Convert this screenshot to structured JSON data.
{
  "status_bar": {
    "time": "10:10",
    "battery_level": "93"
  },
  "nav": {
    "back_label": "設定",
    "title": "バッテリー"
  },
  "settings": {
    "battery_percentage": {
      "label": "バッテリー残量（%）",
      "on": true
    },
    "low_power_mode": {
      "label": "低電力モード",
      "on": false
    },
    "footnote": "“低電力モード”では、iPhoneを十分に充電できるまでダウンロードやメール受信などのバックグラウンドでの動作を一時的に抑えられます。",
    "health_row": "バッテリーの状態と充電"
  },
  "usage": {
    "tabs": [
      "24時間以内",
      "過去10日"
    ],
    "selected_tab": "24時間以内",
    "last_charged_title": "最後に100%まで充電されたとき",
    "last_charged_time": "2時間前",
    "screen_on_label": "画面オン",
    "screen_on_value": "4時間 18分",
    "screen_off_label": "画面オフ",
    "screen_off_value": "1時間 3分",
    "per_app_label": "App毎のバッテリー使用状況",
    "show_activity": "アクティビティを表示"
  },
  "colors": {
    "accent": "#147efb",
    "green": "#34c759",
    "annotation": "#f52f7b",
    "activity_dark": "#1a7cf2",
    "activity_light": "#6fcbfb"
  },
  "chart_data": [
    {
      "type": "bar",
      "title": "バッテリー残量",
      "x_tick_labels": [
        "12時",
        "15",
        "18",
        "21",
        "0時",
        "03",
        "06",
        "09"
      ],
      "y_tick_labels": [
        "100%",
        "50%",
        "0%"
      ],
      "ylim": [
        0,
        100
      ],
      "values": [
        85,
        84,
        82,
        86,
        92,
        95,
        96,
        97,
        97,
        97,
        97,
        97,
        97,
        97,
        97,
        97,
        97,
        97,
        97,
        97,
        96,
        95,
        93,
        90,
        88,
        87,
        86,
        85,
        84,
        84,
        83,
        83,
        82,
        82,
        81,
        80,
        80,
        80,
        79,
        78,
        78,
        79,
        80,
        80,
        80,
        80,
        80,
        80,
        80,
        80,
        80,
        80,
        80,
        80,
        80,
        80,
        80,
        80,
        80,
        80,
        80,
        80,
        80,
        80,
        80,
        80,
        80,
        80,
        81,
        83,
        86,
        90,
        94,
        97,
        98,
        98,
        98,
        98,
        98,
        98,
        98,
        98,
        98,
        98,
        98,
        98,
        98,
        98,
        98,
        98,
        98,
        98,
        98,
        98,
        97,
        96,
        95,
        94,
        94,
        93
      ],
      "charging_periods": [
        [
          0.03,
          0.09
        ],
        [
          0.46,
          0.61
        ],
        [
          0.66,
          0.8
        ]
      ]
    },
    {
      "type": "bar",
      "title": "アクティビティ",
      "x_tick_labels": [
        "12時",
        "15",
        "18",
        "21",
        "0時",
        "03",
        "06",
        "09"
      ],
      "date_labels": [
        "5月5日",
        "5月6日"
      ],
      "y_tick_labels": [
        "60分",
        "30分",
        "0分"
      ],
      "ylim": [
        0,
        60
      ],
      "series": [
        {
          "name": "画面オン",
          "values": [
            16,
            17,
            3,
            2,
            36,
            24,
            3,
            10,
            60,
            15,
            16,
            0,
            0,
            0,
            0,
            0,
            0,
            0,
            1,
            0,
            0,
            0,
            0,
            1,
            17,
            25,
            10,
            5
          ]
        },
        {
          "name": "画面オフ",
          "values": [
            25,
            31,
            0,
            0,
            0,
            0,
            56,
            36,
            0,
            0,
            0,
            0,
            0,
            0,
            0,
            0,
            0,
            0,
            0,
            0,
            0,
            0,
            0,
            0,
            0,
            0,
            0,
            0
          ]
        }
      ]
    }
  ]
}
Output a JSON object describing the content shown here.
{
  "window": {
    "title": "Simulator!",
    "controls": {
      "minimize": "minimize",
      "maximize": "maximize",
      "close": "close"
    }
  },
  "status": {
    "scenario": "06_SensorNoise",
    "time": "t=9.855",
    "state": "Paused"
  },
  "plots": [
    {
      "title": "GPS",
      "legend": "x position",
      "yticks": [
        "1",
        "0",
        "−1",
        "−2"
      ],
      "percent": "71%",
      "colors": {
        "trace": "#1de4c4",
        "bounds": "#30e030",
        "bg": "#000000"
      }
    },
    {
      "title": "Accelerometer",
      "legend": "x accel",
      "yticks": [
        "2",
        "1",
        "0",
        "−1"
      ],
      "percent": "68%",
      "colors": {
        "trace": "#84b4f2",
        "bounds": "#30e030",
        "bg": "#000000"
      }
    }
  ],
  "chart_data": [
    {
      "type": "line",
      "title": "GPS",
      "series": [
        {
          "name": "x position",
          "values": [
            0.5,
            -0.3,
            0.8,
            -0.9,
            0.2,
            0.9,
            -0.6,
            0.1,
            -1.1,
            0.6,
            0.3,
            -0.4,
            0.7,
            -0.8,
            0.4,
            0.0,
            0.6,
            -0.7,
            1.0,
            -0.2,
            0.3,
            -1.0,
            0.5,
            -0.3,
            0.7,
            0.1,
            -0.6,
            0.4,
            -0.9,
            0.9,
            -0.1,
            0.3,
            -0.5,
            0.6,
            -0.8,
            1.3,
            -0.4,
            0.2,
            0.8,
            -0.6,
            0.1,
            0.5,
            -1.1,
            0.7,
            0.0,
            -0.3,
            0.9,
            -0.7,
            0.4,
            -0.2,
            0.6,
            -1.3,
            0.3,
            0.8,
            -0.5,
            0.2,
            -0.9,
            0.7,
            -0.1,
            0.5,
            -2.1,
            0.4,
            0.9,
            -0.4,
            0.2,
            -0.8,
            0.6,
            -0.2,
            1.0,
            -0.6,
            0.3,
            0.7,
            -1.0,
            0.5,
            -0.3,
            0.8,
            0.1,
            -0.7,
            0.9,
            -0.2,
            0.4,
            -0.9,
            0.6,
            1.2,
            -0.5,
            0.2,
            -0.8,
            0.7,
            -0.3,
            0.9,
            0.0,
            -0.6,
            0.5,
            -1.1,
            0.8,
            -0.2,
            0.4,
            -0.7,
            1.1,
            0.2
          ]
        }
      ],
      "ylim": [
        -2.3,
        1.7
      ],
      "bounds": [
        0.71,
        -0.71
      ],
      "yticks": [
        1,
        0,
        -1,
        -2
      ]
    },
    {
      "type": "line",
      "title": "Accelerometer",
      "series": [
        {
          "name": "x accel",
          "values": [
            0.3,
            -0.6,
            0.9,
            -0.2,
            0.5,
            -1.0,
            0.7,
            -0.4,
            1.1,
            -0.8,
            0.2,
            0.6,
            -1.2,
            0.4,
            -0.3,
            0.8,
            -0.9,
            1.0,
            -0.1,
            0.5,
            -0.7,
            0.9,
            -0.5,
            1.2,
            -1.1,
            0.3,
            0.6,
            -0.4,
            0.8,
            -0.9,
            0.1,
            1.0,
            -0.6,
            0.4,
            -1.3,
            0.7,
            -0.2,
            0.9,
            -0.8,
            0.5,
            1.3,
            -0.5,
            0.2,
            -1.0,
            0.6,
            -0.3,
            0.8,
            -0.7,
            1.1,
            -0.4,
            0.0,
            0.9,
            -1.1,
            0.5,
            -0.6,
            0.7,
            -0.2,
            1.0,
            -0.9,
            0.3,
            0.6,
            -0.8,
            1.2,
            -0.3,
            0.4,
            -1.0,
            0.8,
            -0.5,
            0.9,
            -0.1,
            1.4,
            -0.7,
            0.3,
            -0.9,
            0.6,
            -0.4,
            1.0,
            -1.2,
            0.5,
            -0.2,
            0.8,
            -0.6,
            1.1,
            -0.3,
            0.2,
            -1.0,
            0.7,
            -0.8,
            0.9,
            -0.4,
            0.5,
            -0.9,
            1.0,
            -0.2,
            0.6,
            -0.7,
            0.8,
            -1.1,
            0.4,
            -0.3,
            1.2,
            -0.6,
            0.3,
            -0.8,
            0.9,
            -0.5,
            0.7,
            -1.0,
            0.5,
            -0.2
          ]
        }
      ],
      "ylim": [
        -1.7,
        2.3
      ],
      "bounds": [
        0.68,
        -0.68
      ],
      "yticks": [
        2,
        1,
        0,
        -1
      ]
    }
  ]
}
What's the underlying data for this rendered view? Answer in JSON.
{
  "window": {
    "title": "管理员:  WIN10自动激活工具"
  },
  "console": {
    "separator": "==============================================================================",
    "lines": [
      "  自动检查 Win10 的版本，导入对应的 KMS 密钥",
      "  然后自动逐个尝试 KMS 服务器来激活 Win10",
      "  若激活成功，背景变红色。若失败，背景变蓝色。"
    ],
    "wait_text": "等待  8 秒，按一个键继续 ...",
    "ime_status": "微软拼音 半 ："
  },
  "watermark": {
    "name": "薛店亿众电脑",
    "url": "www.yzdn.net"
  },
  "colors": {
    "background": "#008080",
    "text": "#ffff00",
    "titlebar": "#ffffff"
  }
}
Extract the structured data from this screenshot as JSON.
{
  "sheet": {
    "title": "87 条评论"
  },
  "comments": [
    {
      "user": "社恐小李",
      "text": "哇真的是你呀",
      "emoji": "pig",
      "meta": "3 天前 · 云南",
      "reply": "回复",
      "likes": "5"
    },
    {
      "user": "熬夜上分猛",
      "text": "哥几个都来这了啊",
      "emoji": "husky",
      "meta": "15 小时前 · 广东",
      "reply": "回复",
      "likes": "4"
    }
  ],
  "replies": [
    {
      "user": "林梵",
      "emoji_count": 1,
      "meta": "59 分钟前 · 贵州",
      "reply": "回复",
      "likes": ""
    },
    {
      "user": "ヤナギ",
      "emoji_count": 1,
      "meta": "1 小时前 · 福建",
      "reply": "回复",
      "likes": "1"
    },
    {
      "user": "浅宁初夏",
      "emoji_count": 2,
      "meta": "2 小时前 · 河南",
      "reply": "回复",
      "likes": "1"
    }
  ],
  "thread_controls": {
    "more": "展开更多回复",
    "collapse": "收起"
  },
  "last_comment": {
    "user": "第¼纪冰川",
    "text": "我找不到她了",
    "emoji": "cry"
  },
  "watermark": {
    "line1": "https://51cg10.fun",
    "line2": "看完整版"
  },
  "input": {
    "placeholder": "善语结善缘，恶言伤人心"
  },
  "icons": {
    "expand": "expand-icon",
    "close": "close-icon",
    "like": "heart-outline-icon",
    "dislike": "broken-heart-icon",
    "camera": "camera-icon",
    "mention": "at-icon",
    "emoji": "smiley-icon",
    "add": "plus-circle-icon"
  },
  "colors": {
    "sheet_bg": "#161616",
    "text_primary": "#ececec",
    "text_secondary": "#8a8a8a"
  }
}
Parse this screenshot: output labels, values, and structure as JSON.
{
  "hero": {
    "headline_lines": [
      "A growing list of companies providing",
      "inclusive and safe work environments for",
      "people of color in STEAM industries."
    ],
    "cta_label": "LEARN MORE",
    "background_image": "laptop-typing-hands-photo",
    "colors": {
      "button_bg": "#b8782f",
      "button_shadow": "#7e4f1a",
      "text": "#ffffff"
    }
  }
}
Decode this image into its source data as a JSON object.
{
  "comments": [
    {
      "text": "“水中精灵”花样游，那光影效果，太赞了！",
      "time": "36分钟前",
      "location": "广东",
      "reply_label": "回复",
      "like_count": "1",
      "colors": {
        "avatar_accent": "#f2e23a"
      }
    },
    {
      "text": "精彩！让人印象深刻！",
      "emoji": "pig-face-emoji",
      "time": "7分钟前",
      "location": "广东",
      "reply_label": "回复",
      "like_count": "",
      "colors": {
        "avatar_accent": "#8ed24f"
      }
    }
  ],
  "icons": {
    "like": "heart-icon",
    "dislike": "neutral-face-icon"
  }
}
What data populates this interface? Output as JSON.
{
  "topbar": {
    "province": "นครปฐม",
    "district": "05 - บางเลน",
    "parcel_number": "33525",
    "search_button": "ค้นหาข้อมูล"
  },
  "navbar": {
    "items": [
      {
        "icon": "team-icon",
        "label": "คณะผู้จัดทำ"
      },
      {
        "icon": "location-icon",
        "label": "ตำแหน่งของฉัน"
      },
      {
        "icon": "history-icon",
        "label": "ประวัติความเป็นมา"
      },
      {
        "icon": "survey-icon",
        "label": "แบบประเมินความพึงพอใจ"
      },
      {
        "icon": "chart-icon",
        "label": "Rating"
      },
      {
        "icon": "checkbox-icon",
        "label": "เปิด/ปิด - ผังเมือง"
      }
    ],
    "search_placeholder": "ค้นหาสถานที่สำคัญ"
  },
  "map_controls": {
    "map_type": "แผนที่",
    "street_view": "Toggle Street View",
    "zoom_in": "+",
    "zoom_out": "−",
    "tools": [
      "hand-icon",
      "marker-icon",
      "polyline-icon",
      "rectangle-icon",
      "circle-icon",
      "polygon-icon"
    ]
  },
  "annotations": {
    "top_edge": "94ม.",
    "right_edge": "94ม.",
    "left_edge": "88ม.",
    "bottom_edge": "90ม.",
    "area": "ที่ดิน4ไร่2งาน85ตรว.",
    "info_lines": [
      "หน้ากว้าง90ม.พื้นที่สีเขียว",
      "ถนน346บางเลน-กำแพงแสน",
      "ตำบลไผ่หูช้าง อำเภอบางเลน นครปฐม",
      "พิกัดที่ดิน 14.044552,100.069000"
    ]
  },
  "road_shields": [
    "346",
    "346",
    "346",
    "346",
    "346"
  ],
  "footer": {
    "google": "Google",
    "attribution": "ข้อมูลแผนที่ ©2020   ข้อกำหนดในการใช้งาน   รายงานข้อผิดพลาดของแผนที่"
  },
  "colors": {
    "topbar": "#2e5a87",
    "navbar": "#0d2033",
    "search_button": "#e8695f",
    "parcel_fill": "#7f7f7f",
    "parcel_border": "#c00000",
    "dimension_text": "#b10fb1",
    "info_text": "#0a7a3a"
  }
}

→ EXERCISE INSTRUCTIONS: Identify all lines where the word "What" shows up. Copy them.

→ SOLUTION:
What's the underlying data for this rendered view? Answer in JSON.
What data populates this interface? Output as JSON.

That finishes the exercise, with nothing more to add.